Task material:
## begin
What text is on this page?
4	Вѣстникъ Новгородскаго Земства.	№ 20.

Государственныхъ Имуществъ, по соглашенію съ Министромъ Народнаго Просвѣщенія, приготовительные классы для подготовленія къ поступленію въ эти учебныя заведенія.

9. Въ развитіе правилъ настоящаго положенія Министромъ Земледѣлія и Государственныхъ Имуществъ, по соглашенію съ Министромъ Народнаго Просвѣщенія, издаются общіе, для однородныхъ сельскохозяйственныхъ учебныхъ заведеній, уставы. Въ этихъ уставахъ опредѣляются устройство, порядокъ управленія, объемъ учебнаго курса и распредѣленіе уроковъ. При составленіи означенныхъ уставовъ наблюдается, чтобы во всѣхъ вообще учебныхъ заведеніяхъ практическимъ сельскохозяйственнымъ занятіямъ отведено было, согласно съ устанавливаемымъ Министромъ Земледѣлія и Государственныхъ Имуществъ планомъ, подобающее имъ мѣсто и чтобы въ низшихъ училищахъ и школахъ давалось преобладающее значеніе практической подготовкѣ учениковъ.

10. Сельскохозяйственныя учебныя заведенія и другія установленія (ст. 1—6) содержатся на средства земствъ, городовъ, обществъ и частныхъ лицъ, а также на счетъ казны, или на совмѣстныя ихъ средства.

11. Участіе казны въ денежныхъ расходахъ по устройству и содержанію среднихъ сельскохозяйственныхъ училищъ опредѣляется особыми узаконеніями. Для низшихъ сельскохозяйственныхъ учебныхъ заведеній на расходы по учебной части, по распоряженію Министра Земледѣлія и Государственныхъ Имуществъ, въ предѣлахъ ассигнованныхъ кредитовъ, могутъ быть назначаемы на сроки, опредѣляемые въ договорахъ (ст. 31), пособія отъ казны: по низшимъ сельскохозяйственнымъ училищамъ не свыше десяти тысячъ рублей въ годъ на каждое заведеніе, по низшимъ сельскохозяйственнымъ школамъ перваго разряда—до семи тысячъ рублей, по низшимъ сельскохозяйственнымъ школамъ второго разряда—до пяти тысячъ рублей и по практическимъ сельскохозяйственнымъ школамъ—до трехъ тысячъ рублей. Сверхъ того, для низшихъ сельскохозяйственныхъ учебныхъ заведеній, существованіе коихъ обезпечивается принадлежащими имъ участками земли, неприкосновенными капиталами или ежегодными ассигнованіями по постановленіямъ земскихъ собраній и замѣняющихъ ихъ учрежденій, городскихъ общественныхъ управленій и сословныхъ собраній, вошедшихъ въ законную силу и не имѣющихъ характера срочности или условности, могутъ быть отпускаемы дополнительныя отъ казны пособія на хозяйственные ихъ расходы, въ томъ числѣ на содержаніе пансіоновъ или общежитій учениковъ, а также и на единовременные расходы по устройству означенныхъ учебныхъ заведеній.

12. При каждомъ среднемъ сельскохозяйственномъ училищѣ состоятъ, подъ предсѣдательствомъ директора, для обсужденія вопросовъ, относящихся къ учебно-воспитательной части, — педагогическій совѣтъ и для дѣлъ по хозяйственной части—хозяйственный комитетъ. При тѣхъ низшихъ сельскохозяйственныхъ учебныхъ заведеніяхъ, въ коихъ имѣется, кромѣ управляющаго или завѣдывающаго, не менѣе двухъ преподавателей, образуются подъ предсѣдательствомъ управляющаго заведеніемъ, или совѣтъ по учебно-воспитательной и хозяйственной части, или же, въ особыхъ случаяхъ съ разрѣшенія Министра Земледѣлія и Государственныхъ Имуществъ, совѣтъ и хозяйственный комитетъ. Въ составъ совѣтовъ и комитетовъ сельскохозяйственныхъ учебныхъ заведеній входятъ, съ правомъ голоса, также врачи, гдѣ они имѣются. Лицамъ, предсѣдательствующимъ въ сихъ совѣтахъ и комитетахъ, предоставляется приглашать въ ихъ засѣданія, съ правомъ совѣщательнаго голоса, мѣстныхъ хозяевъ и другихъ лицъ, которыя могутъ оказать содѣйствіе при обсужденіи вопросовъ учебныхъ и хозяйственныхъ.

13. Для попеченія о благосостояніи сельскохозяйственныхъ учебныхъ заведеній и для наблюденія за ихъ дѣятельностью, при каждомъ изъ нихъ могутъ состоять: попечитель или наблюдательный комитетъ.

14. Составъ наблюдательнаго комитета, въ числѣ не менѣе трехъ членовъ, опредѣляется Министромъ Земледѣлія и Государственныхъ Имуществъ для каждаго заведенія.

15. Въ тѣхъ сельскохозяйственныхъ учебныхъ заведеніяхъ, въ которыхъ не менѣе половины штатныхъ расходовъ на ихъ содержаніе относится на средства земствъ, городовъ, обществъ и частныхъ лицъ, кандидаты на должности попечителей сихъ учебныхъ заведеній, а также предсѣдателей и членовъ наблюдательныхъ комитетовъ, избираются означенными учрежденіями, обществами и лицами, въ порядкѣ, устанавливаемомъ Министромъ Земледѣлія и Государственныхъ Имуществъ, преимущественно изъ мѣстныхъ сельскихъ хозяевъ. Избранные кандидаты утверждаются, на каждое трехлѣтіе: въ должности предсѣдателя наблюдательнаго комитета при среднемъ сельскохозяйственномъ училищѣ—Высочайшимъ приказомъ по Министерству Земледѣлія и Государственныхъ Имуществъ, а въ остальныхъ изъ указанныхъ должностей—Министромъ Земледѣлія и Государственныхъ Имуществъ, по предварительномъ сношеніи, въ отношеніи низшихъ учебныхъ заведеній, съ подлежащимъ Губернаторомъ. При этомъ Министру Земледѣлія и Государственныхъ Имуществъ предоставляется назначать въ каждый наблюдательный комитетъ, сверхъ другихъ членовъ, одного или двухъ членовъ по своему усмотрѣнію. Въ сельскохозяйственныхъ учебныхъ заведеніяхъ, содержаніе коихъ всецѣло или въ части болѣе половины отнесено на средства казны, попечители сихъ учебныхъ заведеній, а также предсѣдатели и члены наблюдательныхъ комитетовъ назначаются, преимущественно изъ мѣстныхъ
## end
Task details: Please output the entries above, every line exactly as it reads.

Task answer:
What text is on this page?
4	Вѣстникъ Новгородскаго Земства.	№ 20.

Государственныхъ Имуществъ, по соглашенію съ Министромъ Народнаго Просвѣщенія, приготовительные классы для подготовленія къ поступленію въ эти учебныя заведенія.

9. Въ развитіе правилъ настоящаго положенія Министромъ Земледѣлія и Государственныхъ Имуществъ, по соглашенію съ Министромъ Народнаго Просвѣщенія, издаются общіе, для однородныхъ сельскохозяйственныхъ учебныхъ заведеній, уставы. Въ этихъ уставахъ опредѣляются устройство, порядокъ управленія, объемъ учебнаго курса и распредѣленіе уроковъ. При составленіи означенныхъ уставовъ наблюдается, чтобы во всѣхъ вообще учебныхъ заведеніяхъ практическимъ сельскохозяйственнымъ занятіямъ отведено было, согласно съ устанавливаемымъ Министромъ Земледѣлія и Государственныхъ Имуществъ планомъ, подобающее имъ мѣсто и чтобы въ низшихъ училищахъ и школахъ давалось преобладающее значеніе практической подготовкѣ учениковъ.

10. Сельскохозяйственныя учебныя заведенія и другія установленія (ст. 1—6) содержатся на средства земствъ, городовъ, обществъ и частныхъ лицъ, а также на счетъ казны, или на совмѣстныя ихъ средства.

11. Участіе казны въ денежныхъ расходахъ по устройству и содержанію среднихъ сельскохозяйственныхъ училищъ опредѣляется особыми узаконеніями. Для низшихъ сельскохозяйственныхъ учебныхъ заведеній на расходы по учебной части, по распоряженію Министра Земледѣлія и Государственныхъ Имуществъ, въ предѣлахъ ассигнованныхъ кредитовъ, могутъ быть назначаемы на сроки, опредѣляемые въ договорахъ (ст. 31), пособія отъ казны: по низшимъ сельскохозяйственнымъ училищамъ не свыше десяти тысячъ рублей въ годъ на каждое заведеніе, по низшимъ сельскохозяйственнымъ школамъ перваго разряда—до семи тысячъ рублей, по низшимъ сельскохозяйственнымъ школамъ второго разряда—до пяти тысячъ рублей и по практическимъ сельскохозяйственнымъ школамъ—до трехъ тысячъ рублей. Сверхъ того, для низшихъ сельскохозяйственныхъ учебныхъ заведеній, существованіе коихъ обезпечивается принадлежащими имъ участками земли, неприкосновенными капиталами или ежегодными ассигнованіями по постановленіямъ земскихъ собраній и замѣняющихъ ихъ учрежденій, городскихъ общественныхъ управленій и сословныхъ собраній, вошедшихъ въ законную силу и не имѣющихъ характера срочности или условности, могутъ быть отпускаемы дополнительныя отъ казны пособія на хозяйственные ихъ расходы, въ томъ числѣ на содержаніе пансіоновъ или общежитій учениковъ, а также и на единовременные расходы по устройству означенныхъ учебныхъ заведеній.

12. При каждомъ среднемъ сельскохозяйственномъ училищѣ состоятъ, подъ предсѣдательствомъ директора, для обсужденія вопросовъ, относящихся къ учебно-воспитательной части, — педагогическій совѣтъ и для дѣлъ по хозяйственной части—хозяйственный комитетъ. При тѣхъ низшихъ сельскохозяйственныхъ учебныхъ заведеніяхъ, въ коихъ имѣется, кромѣ управляющаго или завѣдывающаго, не менѣе двухъ преподавателей, образуются подъ предсѣдательствомъ управляющаго заведеніемъ, или совѣтъ по учебно-воспитательной и хозяйственной части, или же, въ особыхъ случаяхъ съ разрѣшенія Министра Земледѣлія и Государственныхъ Имуществъ, совѣтъ и хозяйственный комитетъ. Въ составъ совѣтовъ и комитетовъ сельскохозяйственныхъ учебныхъ заведеній входятъ, съ правомъ голоса, также врачи, гдѣ они имѣются. Лицамъ, предсѣдательствующимъ въ сихъ совѣтахъ и комитетахъ, предоставляется приглашать въ ихъ засѣданія, съ правомъ совѣщательнаго голоса, мѣстныхъ хозяевъ и другихъ лицъ, которыя могутъ оказать содѣйствіе при обсужденіи вопросовъ учебныхъ и хозяйственныхъ.

13. Для попеченія о благосостояніи сельскохозяйственныхъ учебныхъ заведеній и для наблюденія за ихъ дѣятельностью, при каждомъ изъ нихъ могутъ состоять: попечитель или наблюдательный комитетъ.

14. Составъ наблюдательнаго комитета, въ числѣ не менѣе трехъ членовъ, опредѣляется Министромъ Земледѣлія и Государственныхъ Имуществъ для каждаго заведенія.

15. Въ тѣхъ сельскохозяйственныхъ учебныхъ заведеніяхъ, въ которыхъ не менѣе половины штатныхъ расходовъ на ихъ содержаніе относится на средства земствъ, городовъ, обществъ и частныхъ лицъ, кандидаты на должности попечителей сихъ учебныхъ заведеній, а также предсѣдателей и членовъ наблюдательныхъ комитетовъ, избираются означенными учрежденіями, обществами и лицами, въ порядкѣ, устанавливаемомъ Министромъ Земледѣлія и Государственныхъ Имуществъ, преимущественно изъ мѣстныхъ сельскихъ хозяевъ. Избранные кандидаты утверждаются, на каждое трехлѣтіе: въ должности предсѣдателя наблюдательнаго комитета при среднемъ сельскохозяйственномъ училищѣ—Высочайшимъ приказомъ по Министерству Земледѣлія и Государственныхъ Имуществъ, а въ остальныхъ изъ указанныхъ должностей—Министромъ Земледѣлія и Государственныхъ Имуществъ, по предварительномъ сношеніи, въ отношеніи низшихъ учебныхъ заведеній, съ подлежащимъ Губернаторомъ. При этомъ Министру Земледѣлія и Государственныхъ Имуществъ предоставляется назначать въ каждый наблюдательный комитетъ, сверхъ другихъ членовъ, одного или двухъ членовъ по своему усмотрѣнію. Въ сельскохозяйственныхъ учебныхъ заведеніяхъ, содержаніе коихъ всецѣло или въ части болѣе половины отнесено на средства казны, попечители сихъ учебныхъ заведеній, а также предсѣдатели и члены наблюдательныхъ комитетовъ назначаются, преимущественно изъ мѣстныхъ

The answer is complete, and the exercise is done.